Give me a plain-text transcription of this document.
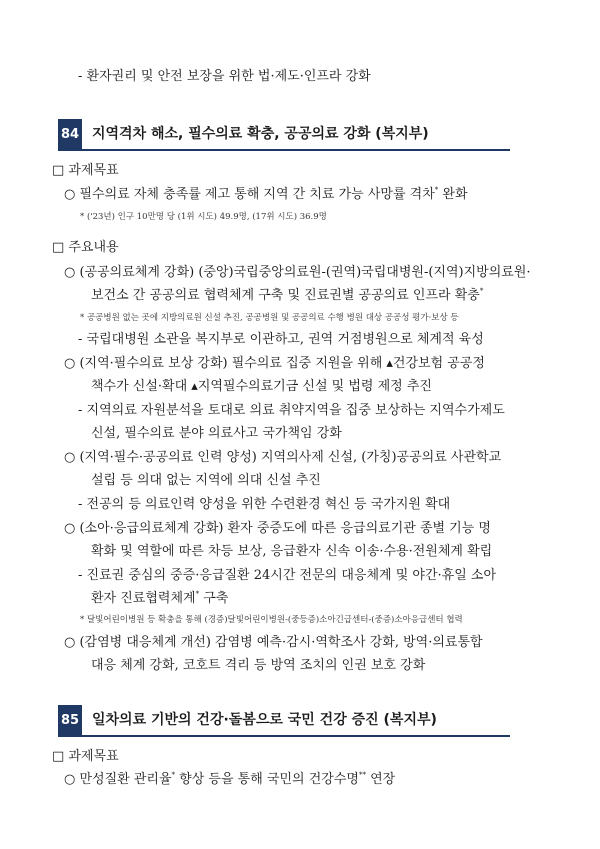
- 환자권리 및 안전 보장을 위한 법·제도·인프라 강화
84 지역격차 해소, 필수의료 확충, 공공의료 강화 (복지부)
□ 과제목표
○ 필수의료 자체 충족률 제고 통해 지역 간 치료 가능 사망률 격차* 완화
* ('23년) 인구 10만명 당 (1위 시도) 49.9명, (17위 시도) 36.9명
□ 주요내용
○ (공공의료체계 강화) (중앙)국립중앙의료원-(권역)국립대병원-(지역)지방의료원·
보건소 간 공공의료 협력체계 구축 및 진료권별 공공의료 인프라 확충*
* 공공병원 없는 곳에 지방의료원 신설 추진, 공공병원 및 공공의료 수행 병원 대상 공공성 평가·보상 등
- 국립대병원 소관을 복지부로 이관하고, 권역 거점병원으로 체계적 육성
○ (지역·필수의료 보상 강화) 필수의료 집중 지원을 위해 ▴건강보험 공공정
책수가 신설·확대 ▴지역필수의료기금 신설 및 법령 제정 추진
- 지역의료 자원분석을 토대로 의료 취약지역을 집중 보상하는 지역수가제도
신설, 필수의료 분야 의료사고 국가책임 강화
○ (지역·필수·공공의료 인력 양성) 지역의사제 신설, (가칭)공공의료 사관학교
설립 등 의대 없는 지역에 의대 신설 추진
- 전공의 등 의료인력 양성을 위한 수련환경 혁신 등 국가지원 확대
○ (소아·응급의료체계 강화) 환자 중증도에 따른 응급의료기관 종별 기능 명
확화 및 역할에 따른 차등 보상, 응급환자 신속 이송·수용·전원체계 확립
- 진료권 중심의 중증·응급질환 24시간 전문의 대응체계 및 야간·휴일 소아
환자 진료협력체계* 구축
* 달빛어린이병원 등 확충을 통해 (경증)달빛어린이병원-(중등증)소아긴급센터-(중증)소아응급센터 협력
○ (감염병 대응체계 개선) 감염병 예측·감시·역학조사 강화, 방역·의료통합
대응 체계 강화, 코호트 격리 등 방역 조치의 인권 보호 강화
85 일차의료 기반의 건강·돌봄으로 국민 건강 증진 (복지부)
□ 과제목표
○ 만성질환 관리율* 향상 등을 통해 국민의 건강수명** 연장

-- -- --

[WHAT THE EXERCISE ASKS]:
Print out every entry above without changing a word, and leave out the pictures.

[EXERCISE RESPONSE]:
Give me a plain-text transcription of this document.
- 환자권리 및 안전 보장을 위한 법·제도·인프라 강화
84 지역격차 해소, 필수의료 확충, 공공의료 강화 (복지부)
□ 과제목표
○ 필수의료 자체 충족률 제고 통해 지역 간 치료 가능 사망률 격차* 완화
* ('23년) 인구 10만명 당 (1위 시도) 49.9명, (17위 시도) 36.9명
□ 주요내용
○ (공공의료체계 강화) (중앙)국립중앙의료원-(권역)국립대병원-(지역)지방의료원·
보건소 간 공공의료 협력체계 구축 및 진료권별 공공의료 인프라 확충*
* 공공병원 없는 곳에 지방의료원 신설 추진, 공공병원 및 공공의료 수행 병원 대상 공공성 평가·보상 등
- 국립대병원 소관을 복지부로 이관하고, 권역 거점병원으로 체계적 육성
○ (지역·필수의료 보상 강화) 필수의료 집중 지원을 위해 ▴건강보험 공공정
책수가 신설·확대 ▴지역필수의료기금 신설 및 법령 제정 추진
- 지역의료 자원분석을 토대로 의료 취약지역을 집중 보상하는 지역수가제도
신설, 필수의료 분야 의료사고 국가책임 강화
○ (지역·필수·공공의료 인력 양성) 지역의사제 신설, (가칭)공공의료 사관학교
설립 등 의대 없는 지역에 의대 신설 추진
- 전공의 등 의료인력 양성을 위한 수련환경 혁신 등 국가지원 확대
○ (소아·응급의료체계 강화) 환자 중증도에 따른 응급의료기관 종별 기능 명
확화 및 역할에 따른 차등 보상, 응급환자 신속 이송·수용·전원체계 확립
- 진료권 중심의 중증·응급질환 24시간 전문의 대응체계 및 야간·휴일 소아
환자 진료협력체계* 구축
* 달빛어린이병원 등 확충을 통해 (경증)달빛어린이병원-(중등증)소아긴급센터-(중증)소아응급센터 협력
○ (감염병 대응체계 개선) 감염병 예측·감시·역학조사 강화, 방역·의료통합
대응 체계 강화, 코호트 격리 등 방역 조치의 인권 보호 강화
85 일차의료 기반의 건강·돌봄으로 국민 건강 증진 (복지부)
□ 과제목표
○ 만성질환 관리율* 향상 등을 통해 국민의 건강수명** 연장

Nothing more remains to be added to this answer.